Given instruction >> Give the data again, word for word.

Stored entries >>
= = = = =
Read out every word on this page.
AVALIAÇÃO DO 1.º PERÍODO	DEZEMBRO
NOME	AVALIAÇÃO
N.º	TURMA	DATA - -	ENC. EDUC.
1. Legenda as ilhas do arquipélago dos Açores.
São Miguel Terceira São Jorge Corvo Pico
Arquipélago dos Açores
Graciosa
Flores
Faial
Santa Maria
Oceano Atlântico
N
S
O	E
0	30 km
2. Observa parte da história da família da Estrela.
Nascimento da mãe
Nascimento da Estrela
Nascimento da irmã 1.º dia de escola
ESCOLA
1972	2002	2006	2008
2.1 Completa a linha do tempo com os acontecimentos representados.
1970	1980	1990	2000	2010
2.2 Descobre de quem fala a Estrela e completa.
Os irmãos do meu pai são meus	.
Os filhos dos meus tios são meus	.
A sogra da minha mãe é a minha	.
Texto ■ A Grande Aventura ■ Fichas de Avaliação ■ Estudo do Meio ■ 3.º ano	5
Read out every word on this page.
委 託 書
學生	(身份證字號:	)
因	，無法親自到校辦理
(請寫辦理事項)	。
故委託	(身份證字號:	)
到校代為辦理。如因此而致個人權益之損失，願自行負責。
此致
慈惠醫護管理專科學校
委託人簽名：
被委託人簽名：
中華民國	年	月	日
= = = = =
Response below >>
Read out every word on this page.
AVALIAÇÃO DO 1.º PERÍODO	DEZEMBRO
NOME	AVALIAÇÃO
N.º	TURMA	DATA - -	ENC. EDUC.
1. Legenda as ilhas do arquipélago dos Açores.
São Miguel Terceira São Jorge Corvo Pico
Arquipélago dos Açores
Graciosa
Flores
Faial
Santa Maria
Oceano Atlântico
N
S
O	E
0	30 km
2. Observa parte da história da família da Estrela.
Nascimento da mãe
Nascimento da Estrela
Nascimento da irmã 1.º dia de escola
ESCOLA
1972	2002	2006	2008
2.1 Completa a linha do tempo com os acontecimentos representados.
1970	1980	1990	2000	2010
2.2 Descobre de quem fala a Estrela e completa.
Os irmãos do meu pai são meus	.
Os filhos dos meus tios são meus	.
A sogra da minha mãe é a minha	.
Texto ■ A Grande Aventura ■ Fichas de Avaliação ■ Estudo do Meio ■ 3.º ano	5
Read out every word on this page.
委 託 書
學生	(身份證字號:	)
因	，無法親自到校辦理
(請寫辦理事項)	。
故委託	(身份證字號:	)
到校代為辦理。如因此而致個人權益之損失，願自行負責。
此致
慈惠醫護管理專科學校
委託人簽名：
被委託人簽名：
中華民國	年	月	日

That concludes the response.